#### Exercise requirements:
From the listing below, count the lines where the string "this" occurs. Give the number, with no other words.

#### Dataset:
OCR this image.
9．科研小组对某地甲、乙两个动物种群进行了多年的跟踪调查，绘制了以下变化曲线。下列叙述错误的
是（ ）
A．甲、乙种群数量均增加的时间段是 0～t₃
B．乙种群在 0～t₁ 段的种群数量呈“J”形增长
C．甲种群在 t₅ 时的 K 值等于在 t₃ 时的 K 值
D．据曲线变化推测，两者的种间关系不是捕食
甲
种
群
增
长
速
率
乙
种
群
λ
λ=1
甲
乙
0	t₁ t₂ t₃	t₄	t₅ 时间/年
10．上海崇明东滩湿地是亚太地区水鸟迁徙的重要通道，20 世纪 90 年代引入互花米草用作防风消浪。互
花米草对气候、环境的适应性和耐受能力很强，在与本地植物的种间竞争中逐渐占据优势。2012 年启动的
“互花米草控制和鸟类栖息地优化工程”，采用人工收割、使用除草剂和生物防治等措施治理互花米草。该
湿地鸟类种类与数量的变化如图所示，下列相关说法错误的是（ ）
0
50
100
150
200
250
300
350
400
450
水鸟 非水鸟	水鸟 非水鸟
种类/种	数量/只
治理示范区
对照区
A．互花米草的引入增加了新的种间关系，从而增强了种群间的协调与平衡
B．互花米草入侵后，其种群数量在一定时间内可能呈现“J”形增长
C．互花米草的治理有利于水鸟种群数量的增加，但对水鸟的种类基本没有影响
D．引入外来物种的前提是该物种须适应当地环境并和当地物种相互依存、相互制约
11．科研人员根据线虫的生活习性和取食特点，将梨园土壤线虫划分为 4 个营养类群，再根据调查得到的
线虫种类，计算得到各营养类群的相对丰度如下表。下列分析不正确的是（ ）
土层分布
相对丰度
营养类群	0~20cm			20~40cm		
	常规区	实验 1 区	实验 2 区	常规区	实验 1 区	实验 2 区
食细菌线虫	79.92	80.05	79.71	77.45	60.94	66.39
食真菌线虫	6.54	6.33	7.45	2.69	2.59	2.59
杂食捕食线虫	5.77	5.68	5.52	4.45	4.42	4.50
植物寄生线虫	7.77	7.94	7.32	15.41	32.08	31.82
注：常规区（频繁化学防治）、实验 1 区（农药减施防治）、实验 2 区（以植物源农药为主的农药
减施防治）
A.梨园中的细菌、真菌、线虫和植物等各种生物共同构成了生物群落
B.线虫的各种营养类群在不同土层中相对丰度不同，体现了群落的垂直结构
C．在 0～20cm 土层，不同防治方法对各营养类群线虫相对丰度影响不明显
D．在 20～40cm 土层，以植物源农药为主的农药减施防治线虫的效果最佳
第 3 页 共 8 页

--

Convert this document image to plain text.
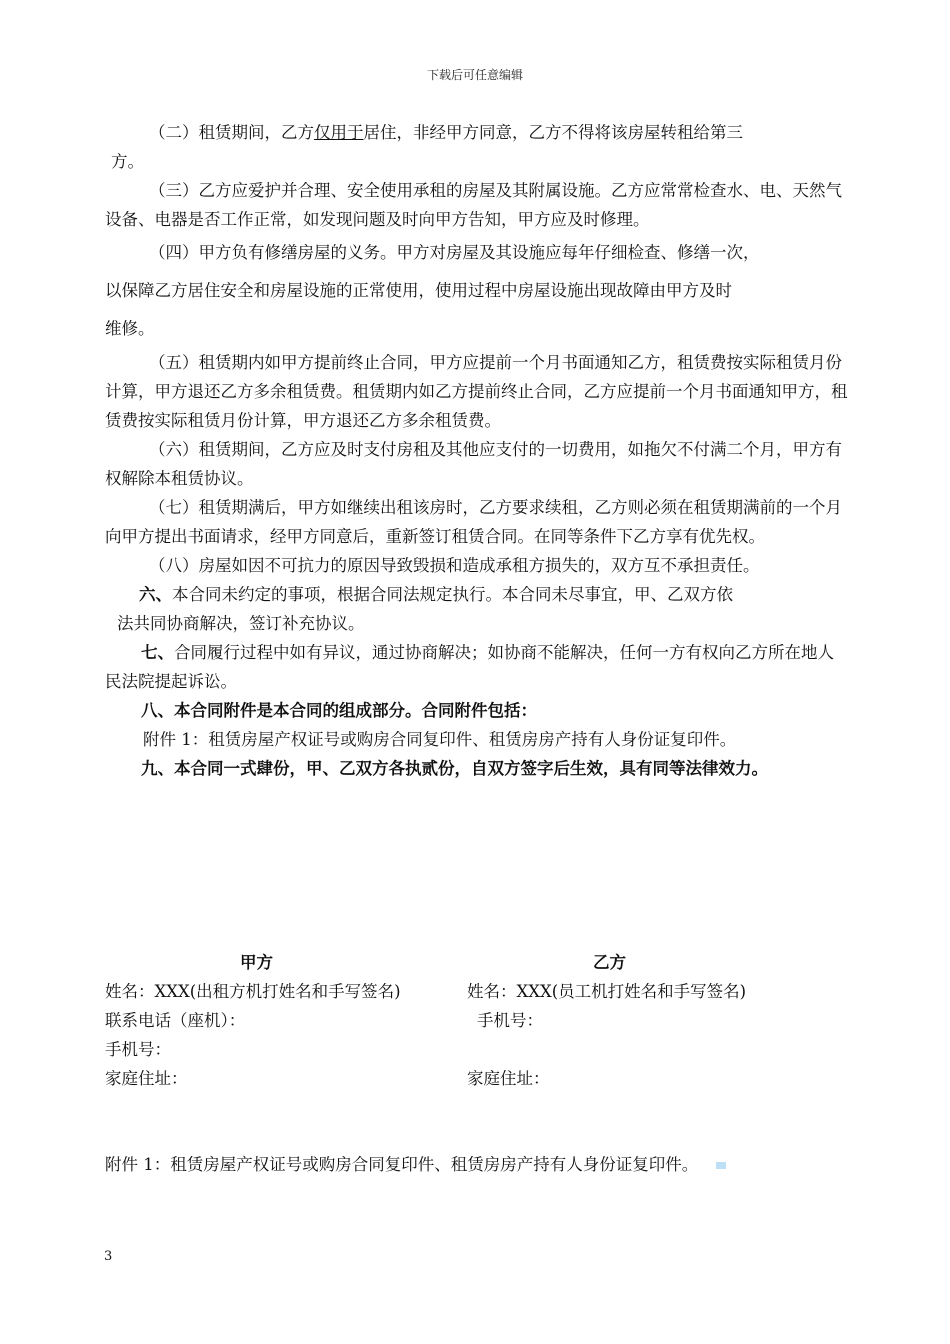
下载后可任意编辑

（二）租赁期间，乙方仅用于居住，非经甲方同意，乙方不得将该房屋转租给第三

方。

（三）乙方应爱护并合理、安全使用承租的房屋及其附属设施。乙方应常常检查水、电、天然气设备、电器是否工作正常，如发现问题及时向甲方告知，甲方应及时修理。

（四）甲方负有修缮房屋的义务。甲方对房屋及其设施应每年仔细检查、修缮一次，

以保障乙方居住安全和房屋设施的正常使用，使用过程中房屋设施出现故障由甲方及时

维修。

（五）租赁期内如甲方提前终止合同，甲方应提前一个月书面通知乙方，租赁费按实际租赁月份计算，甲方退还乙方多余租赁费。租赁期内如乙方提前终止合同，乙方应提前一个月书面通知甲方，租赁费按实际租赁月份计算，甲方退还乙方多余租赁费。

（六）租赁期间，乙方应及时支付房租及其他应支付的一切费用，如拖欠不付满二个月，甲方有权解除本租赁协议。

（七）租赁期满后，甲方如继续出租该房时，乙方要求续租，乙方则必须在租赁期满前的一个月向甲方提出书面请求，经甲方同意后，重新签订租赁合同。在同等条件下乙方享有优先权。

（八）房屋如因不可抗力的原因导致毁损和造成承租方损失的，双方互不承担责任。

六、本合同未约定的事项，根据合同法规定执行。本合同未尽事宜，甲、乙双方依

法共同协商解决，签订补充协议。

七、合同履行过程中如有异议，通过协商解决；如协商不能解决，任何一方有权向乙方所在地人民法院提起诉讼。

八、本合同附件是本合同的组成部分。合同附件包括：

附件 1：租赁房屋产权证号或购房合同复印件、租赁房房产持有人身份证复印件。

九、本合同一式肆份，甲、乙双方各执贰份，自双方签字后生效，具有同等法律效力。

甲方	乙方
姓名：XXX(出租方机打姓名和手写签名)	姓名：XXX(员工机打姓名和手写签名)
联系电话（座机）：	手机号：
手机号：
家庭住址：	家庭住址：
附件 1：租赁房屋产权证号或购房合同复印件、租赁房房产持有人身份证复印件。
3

#### Answer:
2